**TASK TO CARRY OUT:** For the entries that follow, tally the lines holding the string "timestamp". Give the total and nothing else.

**RECORDS TO USE:**
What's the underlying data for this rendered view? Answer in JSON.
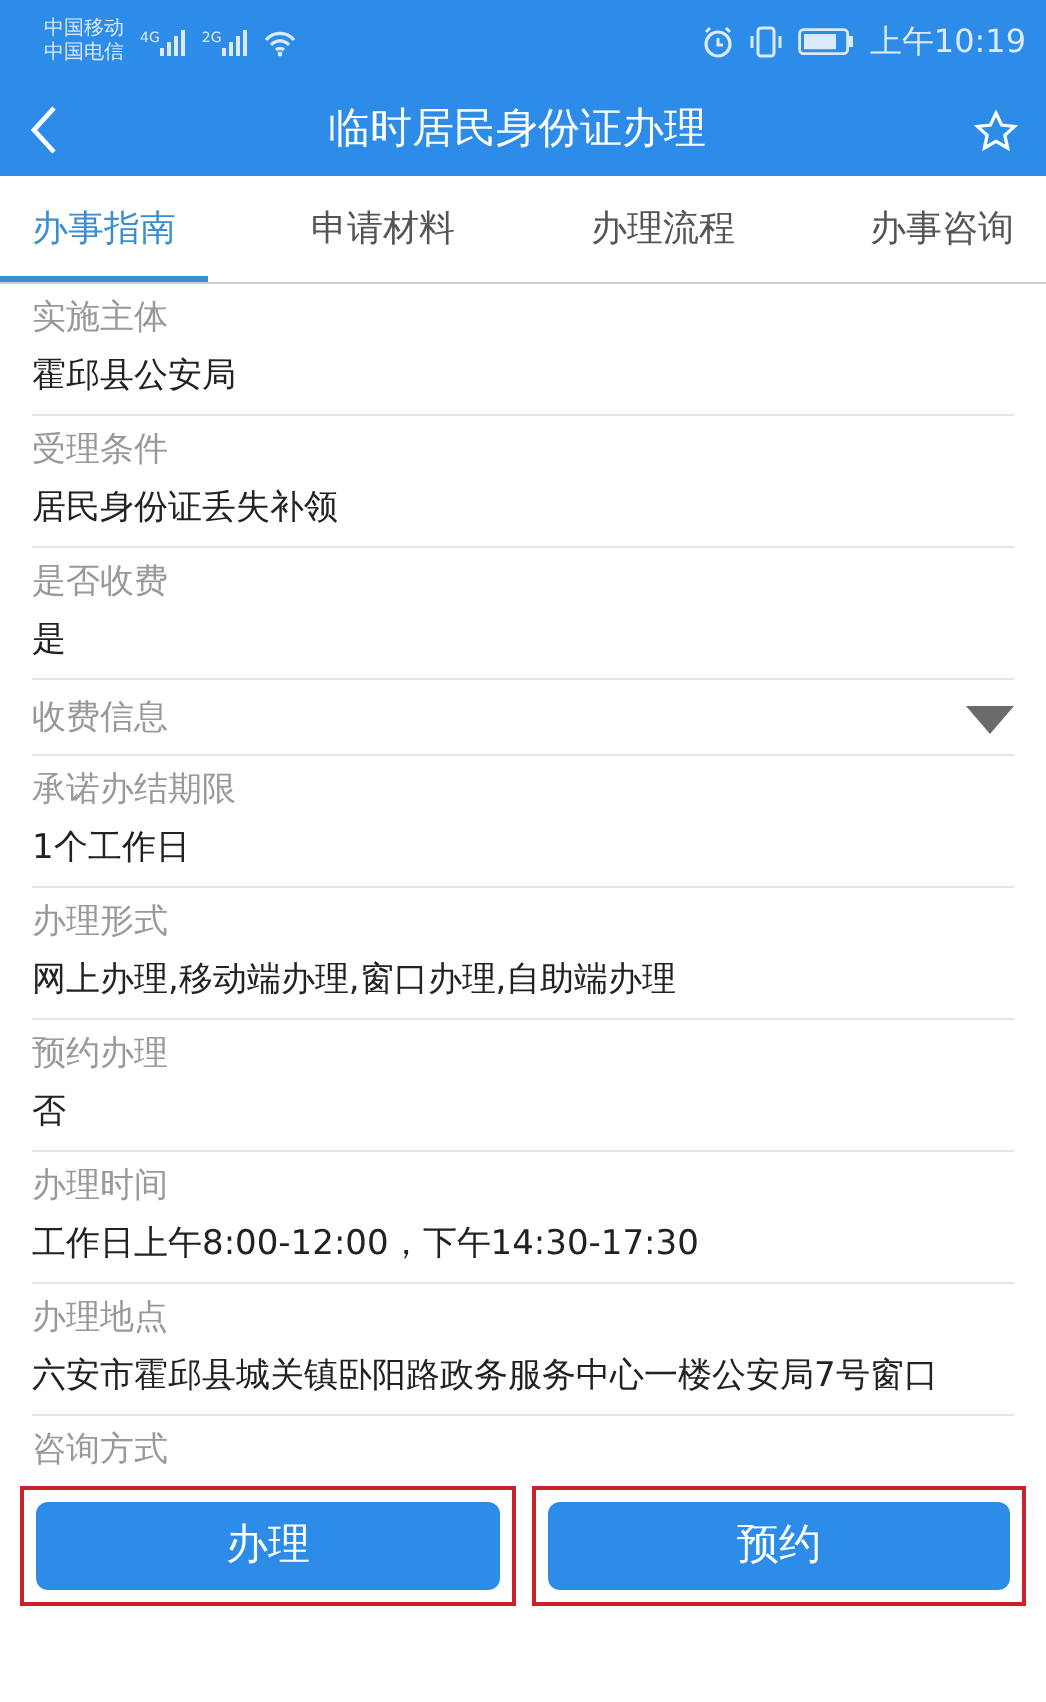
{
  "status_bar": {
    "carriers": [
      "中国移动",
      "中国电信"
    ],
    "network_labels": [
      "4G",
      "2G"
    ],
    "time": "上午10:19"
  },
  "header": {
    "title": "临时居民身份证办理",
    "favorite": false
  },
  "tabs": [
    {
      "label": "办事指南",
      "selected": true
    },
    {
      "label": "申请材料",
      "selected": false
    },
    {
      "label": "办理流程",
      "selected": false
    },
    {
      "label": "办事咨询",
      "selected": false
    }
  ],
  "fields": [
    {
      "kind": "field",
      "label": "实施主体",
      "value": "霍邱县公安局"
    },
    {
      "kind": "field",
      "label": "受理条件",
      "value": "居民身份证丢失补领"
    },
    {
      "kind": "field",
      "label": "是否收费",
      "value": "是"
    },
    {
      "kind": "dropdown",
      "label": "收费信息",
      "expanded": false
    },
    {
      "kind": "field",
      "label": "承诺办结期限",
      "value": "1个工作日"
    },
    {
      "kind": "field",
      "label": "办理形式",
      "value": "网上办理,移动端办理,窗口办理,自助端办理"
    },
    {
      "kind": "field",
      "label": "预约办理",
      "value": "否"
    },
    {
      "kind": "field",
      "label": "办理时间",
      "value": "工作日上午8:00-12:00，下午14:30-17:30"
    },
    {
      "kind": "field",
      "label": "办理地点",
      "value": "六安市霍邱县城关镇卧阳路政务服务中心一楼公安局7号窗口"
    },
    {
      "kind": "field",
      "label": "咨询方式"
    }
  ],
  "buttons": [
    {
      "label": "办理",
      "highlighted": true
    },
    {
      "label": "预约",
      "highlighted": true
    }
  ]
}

...

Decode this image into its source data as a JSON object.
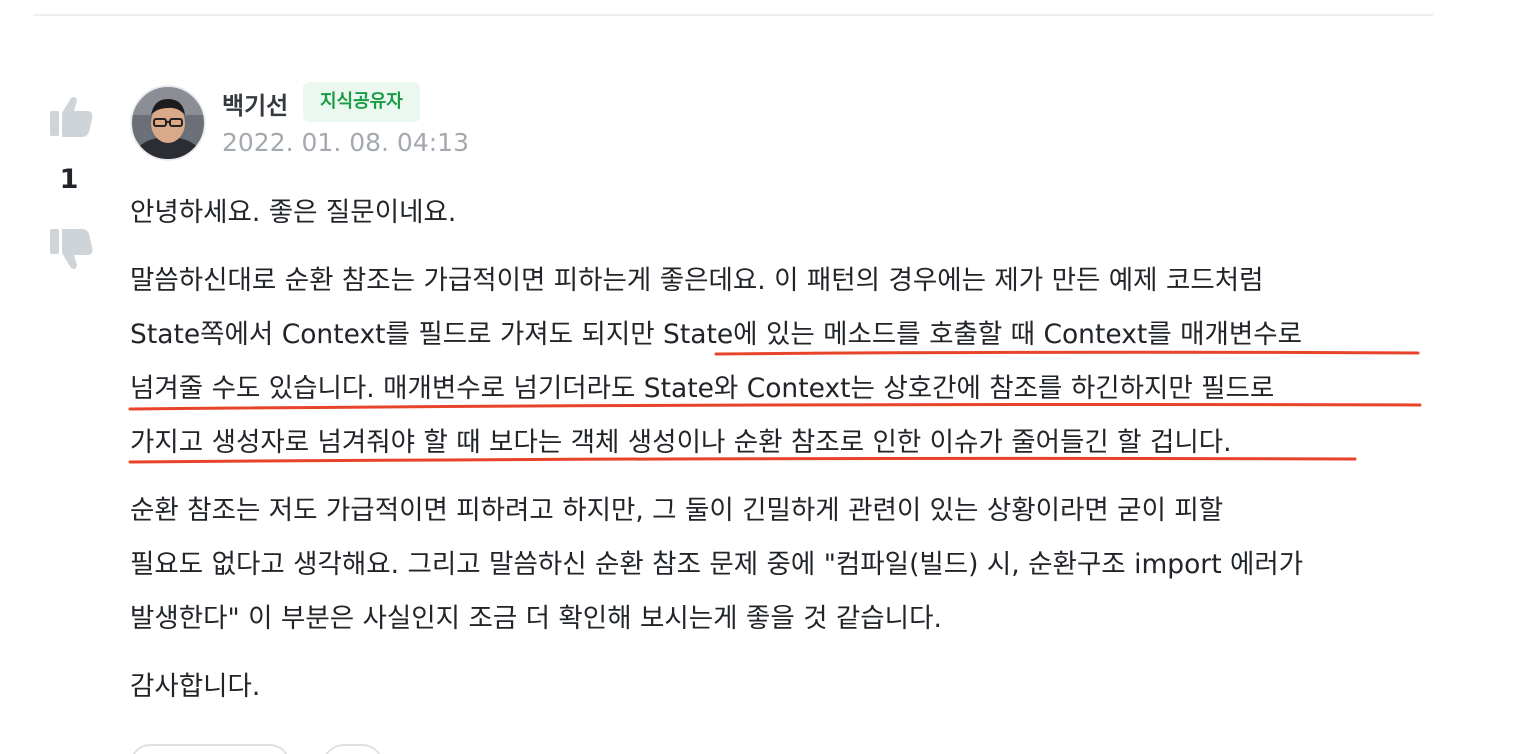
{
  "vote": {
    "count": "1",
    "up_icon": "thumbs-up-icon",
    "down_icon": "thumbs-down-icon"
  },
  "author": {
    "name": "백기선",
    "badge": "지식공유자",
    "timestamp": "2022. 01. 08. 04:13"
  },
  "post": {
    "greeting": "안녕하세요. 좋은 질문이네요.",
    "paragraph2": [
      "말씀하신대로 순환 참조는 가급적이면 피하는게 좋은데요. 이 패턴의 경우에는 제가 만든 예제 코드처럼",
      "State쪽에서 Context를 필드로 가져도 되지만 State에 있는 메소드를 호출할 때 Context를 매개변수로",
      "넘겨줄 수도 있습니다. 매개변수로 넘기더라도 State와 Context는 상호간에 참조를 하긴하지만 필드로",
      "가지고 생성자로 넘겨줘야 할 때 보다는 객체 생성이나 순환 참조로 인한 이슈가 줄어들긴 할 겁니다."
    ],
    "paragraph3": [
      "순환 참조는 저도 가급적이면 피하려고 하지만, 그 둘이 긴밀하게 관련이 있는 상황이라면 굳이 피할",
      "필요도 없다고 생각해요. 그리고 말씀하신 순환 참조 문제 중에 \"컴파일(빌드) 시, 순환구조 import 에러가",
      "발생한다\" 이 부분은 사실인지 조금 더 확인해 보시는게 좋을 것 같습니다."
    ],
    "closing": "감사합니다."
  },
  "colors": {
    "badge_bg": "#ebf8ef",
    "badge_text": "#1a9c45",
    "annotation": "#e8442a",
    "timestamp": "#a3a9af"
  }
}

**THE SOLUTION:** 2